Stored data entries
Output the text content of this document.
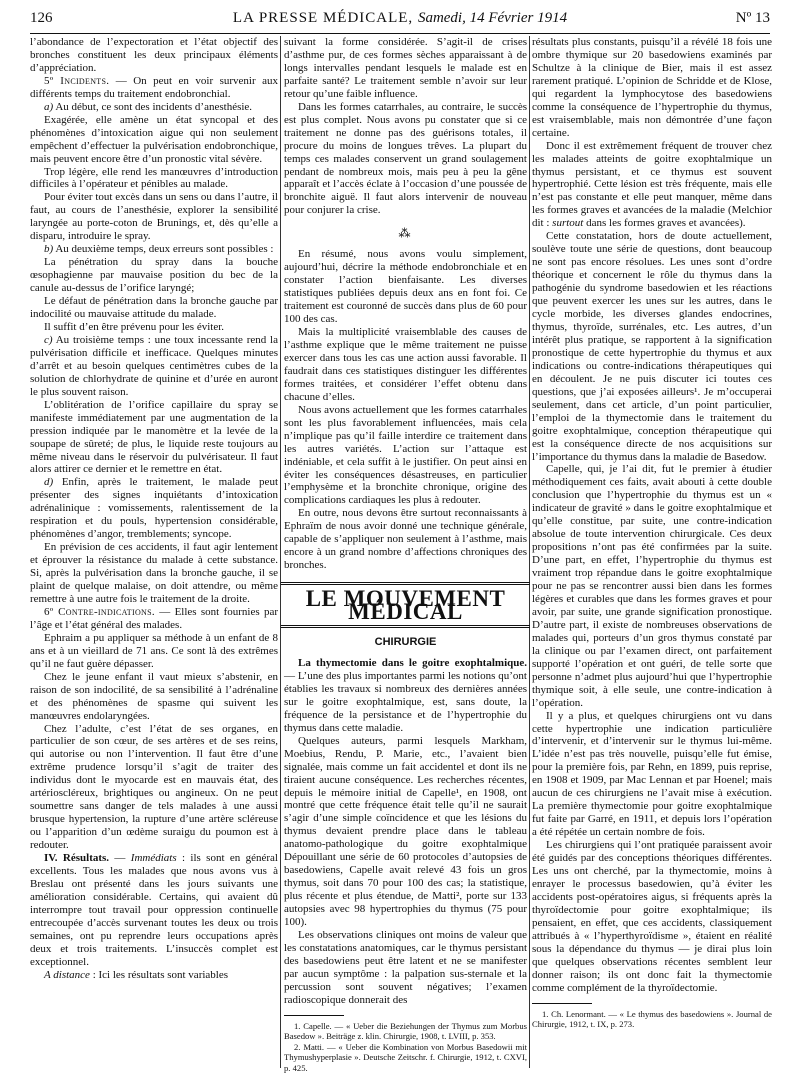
126	LA PRESSE MÉDICALE, Samedi, 14 Février 1914	Nº 13

l’abondance de l’expectoration et l’état objectif des bronches constituent les deux principaux éléments d’appréciation.

5º Incidents. — On peut en voir survenir aux différents temps du traitement endobronchial.

a) Au début, ce sont des incidents d’anesthésie.

Exagérée, elle amène un état syncopal et des phénomènes d’intoxication aigue qui non seulement empêchent d’effectuer la pulvérisation endobronchique, mais peuvent encore être d’un pronostic vital sévère.

Trop légère, elle rend les manœuvres d’introduction difficiles à l’opérateur et pénibles au malade.

Pour éviter tout excès dans un sens ou dans l’autre, il faut, au cours de l’anesthésie, explorer la sensibilité laryngée au porte-coton de Brunings, et, dès qu’elle a disparu, introduire le spray.

b) Au deuxième temps, deux erreurs sont possibles :

La pénétration du spray dans la bouche œsophagienne par mauvaise position du bec de la canule au-dessus de l’orifice laryngé;

Le défaut de pénétration dans la bronche gauche par indocilité ou mauvaise attitude du malade.

Il suffit d’en être prévenu pour les éviter.

c) Au troisième temps : une toux incessante rend la pulvérisation difficile et inefficace. Quelques minutes d’arrêt et au besoin quelques centimètres cubes de la solution de chlorhydrate de quinine et d’urée en auront le plus souvent raison.

L’oblitération de l’orifice capillaire du spray se manifeste immédiatement par une augmentation de la pression indiquée par le manomètre et la levée de la soupape de sûreté; de plus, le liquide reste toujours au même niveau dans le réservoir du pulvérisateur. Il faut alors attirer ce dernier et le remettre en état.

d) Enfin, après le traitement, le malade peut présenter des signes inquiétants d’intoxication adrénalinique : vomissements, ralentissement de la respiration et du pouls, hypertension considérable, phénomènes d’angor, tremblements; syncope.

En prévision de ces accidents, il faut agir lentement et éprouver la résistance du malade à cette substance. Si, après la pulvérisation dans la bronche gauche, il se plaint de quelque malaise, on doit attendre, ou même remettre à une autre fois le traitement de la droite.

6º Contre-indications. — Elles sont fournies par l’âge et l’état général des malades.

Ephraim a pu appliquer sa méthode à un enfant de 8 ans et à un vieillard de 71 ans. Ce sont là des extrêmes qu’il ne faut guère dépasser.

Chez le jeune enfant il vaut mieux s’abstenir, en raison de son indocilité, de sa sensibilité à l’adrénaline et des phénomènes de spasme qui suivent les manœuvres endolaryngées.

Chez l’adulte, c’est l’état de ses organes, en particulier de son cœur, de ses artères et de ses reins, qui autorise ou non l’intervention. Il faut être d’une extrême prudence lorsqu’il s’agit de traiter des individus dont le myocarde est en mauvais état, des artérioscléreux, brightiques ou angineux. On ne peut soumettre sans danger de tels malades à une aussi brusque hypertension, la rupture d’une artère scléreuse ou l’apparition d’un œdème suraigu du poumon est à redouter.

IV. Résultats. — Immédiats : ils sont en général excellents. Tous les malades que nous avons vus à Breslau ont présenté dans les jours suivants une amélioration considérable. Certains, qui avaient dû interrompre tout travail pour oppression continuelle entrecoupée d’accès survenant toutes les deux ou trois semaines, ont pu reprendre leurs occupations après deux et trois traitements. L’insuccès complet est exceptionnel.

A distance : Ici les résultats sont variables

suivant la forme considérée. S’agit-il de crises d’asthme pur, de ces formes sèches apparaissant à de longs intervalles pendant lesquels le malade est en parfaite santé? Le traitement semble n’avoir sur leur retour qu’une faible influence.

Dans les formes catarrhales, au contraire, le succès est plus complet. Nous avons pu constater que si ce traitement ne donne pas des guérisons totales, il procure du moins de longues trêves. La plupart du temps ces malades conservent un grand soulagement pendant de nombreux mois, mais peu à peu la gêne apparaît et l’accès éclate à l’occasion d’une poussée de bronchite aiguë. Il faut alors intervenir de nouveau pour conjurer la crise.

⁂

En résumé, nous avons voulu simplement, aujourd’hui, décrire la méthode endobronchiale et en constater l’action bienfaisante. Les diverses statistiques publiées depuis deux ans en font foi. Ce traitement est couronné de succès dans plus de 60 pour 100 des cas.

Mais la multiplicité vraisemblable des causes de l’asthme explique que le même traitement ne puisse exercer dans tous les cas une action aussi favorable. Il faudrait dans ces statistiques distinguer les différentes formes traitées, et considérer l’effet obtenu dans chacune d’elles.

Nous avons actuellement que les formes catarrhales sont les plus favorablement influencées, mais cela n’implique pas qu’il faille interdire ce traitement dans les autres variétés. L’action sur l’attaque est indéniable, et cela suffit à le justifier. On peut ainsi en éviter les conséquences désastreuses, en particulier l’emphysème et la bronchite chronique, origine des complications cardiaques les plus à redouter.

En outre, nous devons être surtout reconnaissants à Ephraïm de nous avoir donné une technique générale, capable de s’appliquer non seulement à l’asthme, mais encore à un grand nombre d’affections chroniques des bronches.

LE MOUVEMENT MÉDICAL
CHIRURGIE

La thymectomie dans le goitre exophtalmique. — L’une des plus importantes parmi les notions qu’ont établies les travaux si nombreux des dernières années sur le goitre exophtalmique, est, sans doute, la fréquence de la persistance et de l’hypertrophie du thymus dans cette maladie.

Quelques auteurs, parmi lesquels Markham, Moebius, Rendu, P. Marie, etc., l’avaient bien signalée, mais comme un fait accidentel et dont ils ne tiraient aucune conséquence. Les recherches récentes, depuis le mémoire initial de Capelle¹, en 1908, ont montré que cette fréquence était telle qu’il ne saurait s’agir d’une simple coïncidence et que les lésions du thymus devaient prendre place dans le tableau anatomo-pathologique du goitre exophtalmique Dépouillant une série de 60 protocoles d’autopsies de basedowiens, Capelle avait relevé 43 fois un gros thymus, soit dans 70 pour 100 des cas; la statistique, plus récente et plus étendue, de Matti², porte sur 133 autopsies avec 98 hypertrophies du thymus (75 pour 100).

Les observations cliniques ont moins de valeur que les constatations anatomiques, car le thymus persistant des basedowiens peut être latent et ne se manifester par aucun symptôme : la palpation sus-sternale et la percussion sont souvent négatives; l’examen radioscopique donnerait des

1. Capelle. — « Ueber die Beziehungen der Thymus zum Morbus Basedow ». Beiträge z. klin. Chirurgie, 1908, t. LVIII, p. 353.

2. Matti. — « Ueber die Kombination von Morbus Basedowii mit Thymushyperplasie ». Deutsche Zeitschr. f. Chirurgie, 1912, t. CXVI, p. 425.

résultats plus constants, puisqu’il a révélé 18 fois une ombre thymique sur 20 basedowiens examinés par Schultze à la clinique de Bier, mais il est assez rarement pratiqué. L’opinion de Schridde et de Klose, qui regardent la lymphocytose des basedowiens comme la conséquence de l’hypertrophie du thymus, est vraisemblable, mais non démontrée d’une façon certaine.

Donc il est extrêmement fréquent de trouver chez les malades atteints de goitre exophtalmique un thymus persistant, et ce thymus est souvent hypertrophié. Cette lésion est très fréquente, mais elle n’est pas constante et elle peut manquer, même dans les formes graves et avancées de la maladie (Melchior dit : surtout dans les formes graves et avancées).

Cette constatation, hors de doute actuellement, soulève toute une série de questions, dont beaucoup ne sont pas encore résolues. Les unes sont d’ordre théorique et concernent le rôle du thymus dans la pathogénie du syndrome basedowien et les réactions que peuvent exercer les unes sur les autres, dans le cycle morbide, les diverses glandes endocrines, thymus, thyroïde, surrénales, etc. Les autres, d’un intérêt plus pratique, se rapportent à la signification pronostique de cette hypertrophie du thymus et aux indications ou contre-indications thérapeutiques qui en découlent. Je ne puis discuter ici toutes ces questions, que j’ai exposées ailleurs¹. Je m’occuperai seulement, dans cet article, d’un point particulier, l’emploi de la thymectomie dans le traitement du goitre exophtalmique, conception thérapeutique qui est la conséquence directe de nos acquisitions sur l’importance du thymus dans la maladie de Basedow.

Capelle, qui, je l’ai dit, fut le premier à étudier méthodiquement ces faits, avait abouti à cette double conclusion que l’hypertrophie du thymus est un « indicateur de gravité » dans le goitre exophtalmique et qu’elle constitue, par suite, une contre-indication absolue de toute intervention chirurgicale. Ces deux propositions n’ont pas été confirmées par la suite. D’une part, en effet, l’hypertrophie du thymus est vraiment trop répandue dans le goitre exophtalmique pour ne pas se rencontrer aussi bien dans les formes légères et curables que dans les formes graves et pour avoir, par suite, une grande signification pronostique. D’autre part, il existe de nombreuses observations de malades qui, porteurs d’un gros thymus constaté par la clinique ou par l’examen direct, ont parfaitement supporté l’opération et ont guéri, de telle sorte que personne n’admet plus aujourd’hui que l’hypertrophie thymique soit, à elle seule, une contre-indication à l’opération.

Il y a plus, et quelques chirurgiens ont vu dans cette hypertrophie une indication particulière d’intervenir, et d’intervenir sur le thymus lui-même. L’idée n’est pas très nouvelle, puisqu’elle fut émise, pour la première fois, par Rehn, en 1899, puis reprise, en 1908 et 1909, par Mac Lennan et par Hoenel; mais aucun de ces chirurgiens ne l’avait mise à exécution. La première thymectomie pour goitre exophtalmique fut faite par Garré, en 1911, et depuis lors l’opération a été répétée un certain nombre de fois.

Les chirurgiens qui l’ont pratiquée paraissent avoir été guidés par des conceptions théoriques différentes. Les uns ont cherché, par la thymectomie, moins à enrayer le processus basedowien, qu’à éviter les accidents post-opératoires aigus, si fréquents après la thyroïdectomie pour goitre exophtalmique; ils pensaient, en effet, que ces accidents, classiquement attribués à « l’hyperthyroïdisme », étaient en réalité sous la dépendance du thymus — je dirai plus loin que quelques observations récentes semblent leur donner raison; ils ont donc fait la thymectomie comme complément de la thyroïdectomie.

1. Ch. Lenormant. — « Le thymus des basedowiens ». Journal de Chirurgie, 1912, t. IX, p. 273.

Direction
Only the number is wanted: how many lines of the material contain the word "catarrhales"?

Problem solution
2